• To be done
Pull out every line below containing the word "this".

- - - - - - -

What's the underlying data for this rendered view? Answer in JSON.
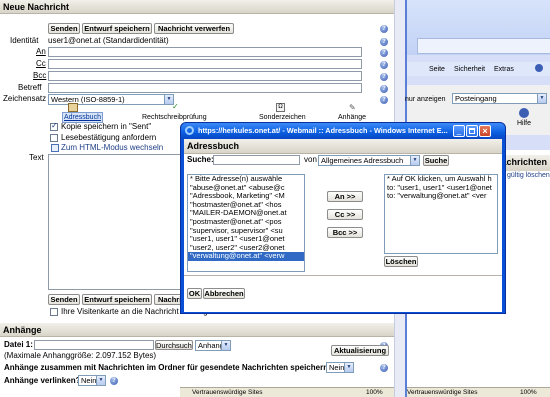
{
  "compose": {
    "title": "Neue Nachricht",
    "buttons": {
      "send": "Senden",
      "save_draft": "Entwurf speichern",
      "discard": "Nachricht verwerfen"
    },
    "fields": {
      "identity_label": "Identität",
      "identity_value": "user1@onet.at (Standardidentität)",
      "to_label": "An",
      "cc_label": "Cc",
      "bcc_label": "Bcc",
      "subject_label": "Betreff",
      "charset_label": "Zeichensatz",
      "charset_value": "Western (ISO-8859-1)",
      "text_label": "Text"
    },
    "tools": {
      "addressbook": "Adressbuch",
      "spellcheck": "Rechtschreibprüfung",
      "special_chars": "Sonderzeichen",
      "attachments": "Anhänge"
    },
    "options": {
      "save_copy": "Kopie speichern in \"Sent\"",
      "read_receipt": "Lesebestätigung anfordern",
      "html_mode": "Zum HTML-Modus wechseln",
      "vcard": "Ihre Visitenkarte an die Nachricht anhängen"
    }
  },
  "attachments": {
    "title": "Anhänge",
    "file_label": "Datei 1:",
    "browse": "Durchsuchen...",
    "type_value": "Anhang",
    "max_size": "(Maximale Anhanggröße: 2.097.152 Bytes)",
    "update": "Aktualisierung",
    "save_question": "Anhänge zusammen mit Nachrichten im Ordner für gesendete Nachrichten speichern?",
    "save_value": "Nein",
    "link_question": "Anhänge verlinken?",
    "link_value": "Nein"
  },
  "background_ie": {
    "menu": [
      "Seite",
      "Sicherheit",
      "Extras"
    ],
    "show_label": "nur anzeigen",
    "folder_value": "Posteingang",
    "help_label": "Hilfe",
    "messages_heading": "Nachrichten",
    "delete_link": "gültig löschen",
    "status_sites": "Vertrauenswürdige Sites",
    "zoom_left": "100%",
    "status_right": "Vertrauenswürdige Sites",
    "zoom_right": "100%"
  },
  "popup": {
    "window_title": "https://herkules.onet.at/ - Webmail :: Adressbuch - Windows Internet E...",
    "heading": "Adressbuch",
    "search_label": "Suche:",
    "search_value": "",
    "from_label": "von",
    "source_value": "Allgemeines Adressbuch",
    "search_button": "Suche",
    "results": [
      "* Bitte Adresse(n) auswähle",
      "\"abuse@onet.at\" <abuse@c",
      "\"Adressbook, Marketing\" <M",
      "\"hostmaster@onet.at\" <hos",
      "\"MAILER-DAEMON@onet.at",
      "\"postmaster@onet.at\" <pos",
      "\"supervisor, supervisor\" <su",
      "\"user1, user1\" <user1@onet",
      "\"user2, user2\" <user2@onet",
      "\"verwaltung@onet.at\" <verw"
    ],
    "selected_index": 9,
    "to_button": "An >>",
    "cc_button": "Cc >>",
    "bcc_button": "Bcc >>",
    "recipients": [
      "* Auf OK klicken, um Auswahl h",
      "to: \"user1, user1\" <user1@onet",
      "to: \"verwaltung@onet.at\" <ver"
    ],
    "delete_button": "Löschen",
    "ok_button": "OK",
    "cancel_button": "Abbrechen"
  }
}
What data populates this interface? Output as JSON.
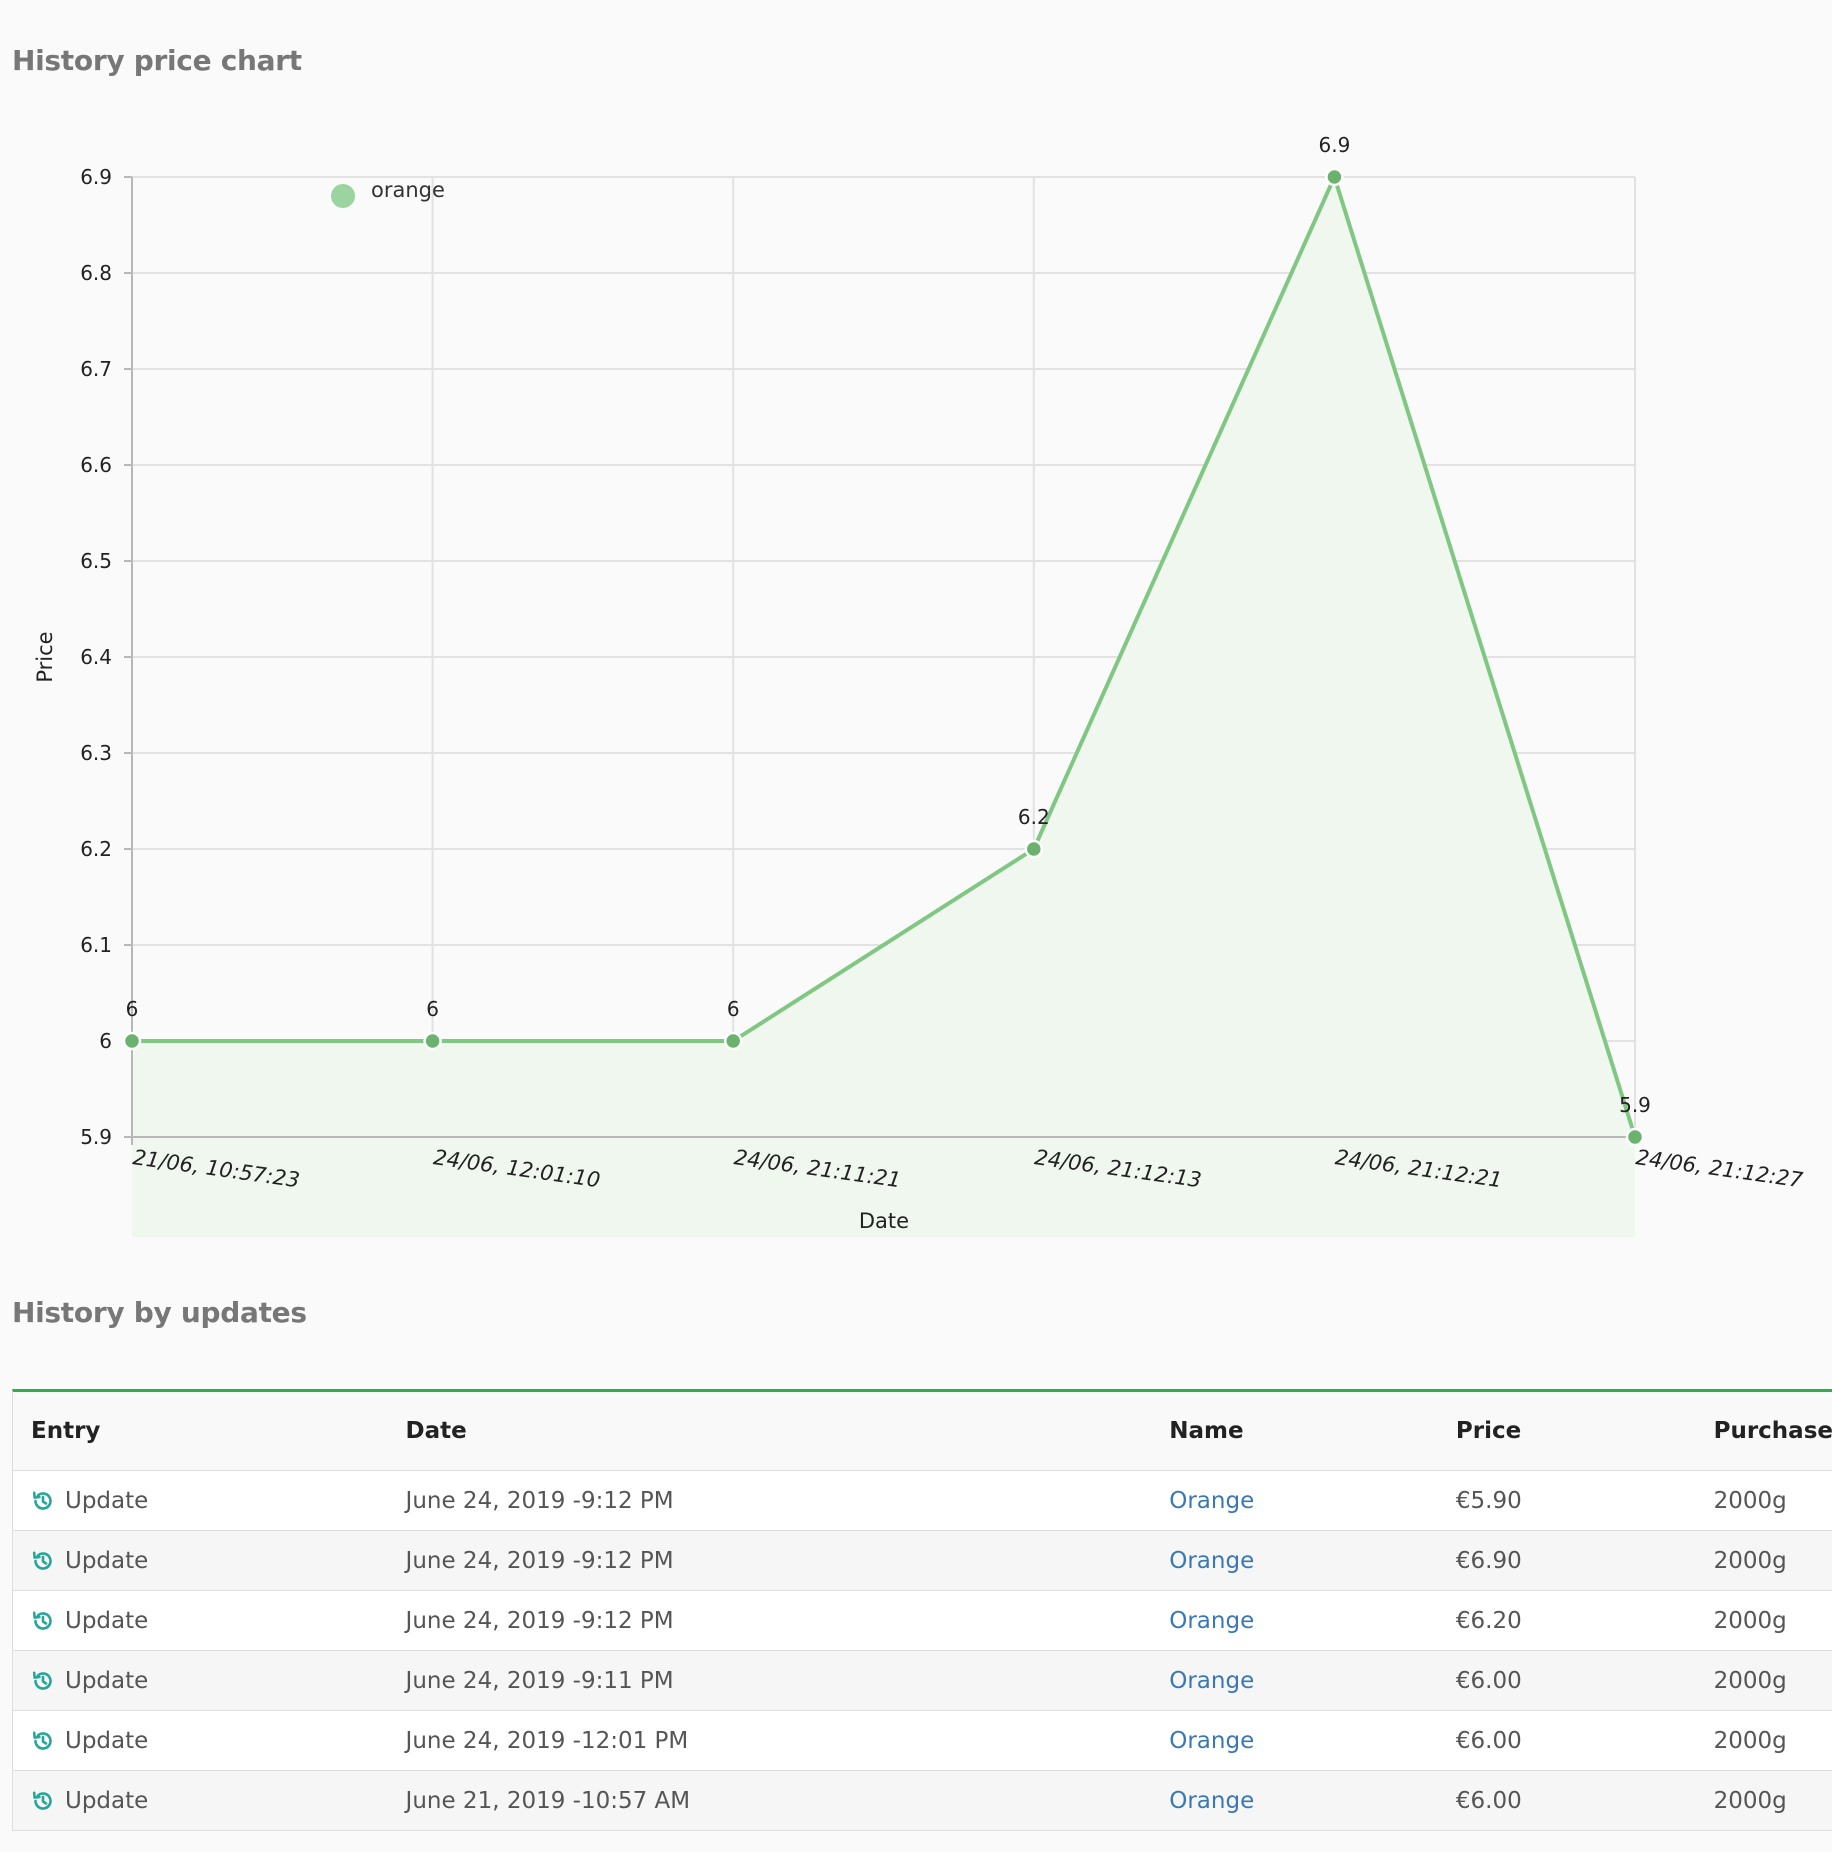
{
  "page": {
    "chart_title": "History price chart",
    "updates_title": "History by updates"
  },
  "chart_data": {
    "type": "area",
    "title": "",
    "xlabel": "Date",
    "ylabel": "Price",
    "x": [
      "21/06, 10:57:23",
      "24/06, 12:01:10",
      "24/06, 21:11:21",
      "24/06, 21:12:13",
      "24/06, 21:12:21",
      "24/06, 21:12:27"
    ],
    "series": [
      {
        "name": "orange",
        "values": [
          6,
          6,
          6,
          6.2,
          6.9,
          5.9
        ]
      }
    ],
    "data_labels": [
      "6",
      "6",
      "6",
      "6.2",
      "6.9",
      "5.9"
    ],
    "yticks": [
      "5.9",
      "6",
      "6.1",
      "6.2",
      "6.3",
      "6.4",
      "6.5",
      "6.6",
      "6.7",
      "6.8",
      "6.9"
    ],
    "ylim": [
      5.9,
      6.9
    ],
    "grid": true,
    "legend": "top-left",
    "colors": {
      "line": "#80c783",
      "fill": "#eff7ee",
      "point": "#6cb26f",
      "legend_dot": "#9bd4a0"
    }
  },
  "table": {
    "headers": [
      "Entry",
      "Date",
      "Name",
      "Price",
      "Purchase"
    ],
    "rows": [
      {
        "entry": "Update",
        "date": "June 24, 2019 -9:12 PM",
        "name": "Orange",
        "price": "€5.90",
        "purchase": "2000g"
      },
      {
        "entry": "Update",
        "date": "June 24, 2019 -9:12 PM",
        "name": "Orange",
        "price": "€6.90",
        "purchase": "2000g"
      },
      {
        "entry": "Update",
        "date": "June 24, 2019 -9:12 PM",
        "name": "Orange",
        "price": "€6.20",
        "purchase": "2000g"
      },
      {
        "entry": "Update",
        "date": "June 24, 2019 -9:11 PM",
        "name": "Orange",
        "price": "€6.00",
        "purchase": "2000g"
      },
      {
        "entry": "Update",
        "date": "June 24, 2019 -12:01 PM",
        "name": "Orange",
        "price": "€6.00",
        "purchase": "2000g"
      },
      {
        "entry": "Update",
        "date": "June 21, 2019 -10:57 AM",
        "name": "Orange",
        "price": "€6.00",
        "purchase": "2000g"
      }
    ],
    "entry_icon": "history-icon",
    "accent_color": "#2fae4e",
    "icon_color": "#26a69a",
    "link_color": "#3a78b5"
  }
}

- - - - - - -

• Final answer
What's the underlying data for this rendered view? Answer in JSON.
What data populates this interface? Output as JSON.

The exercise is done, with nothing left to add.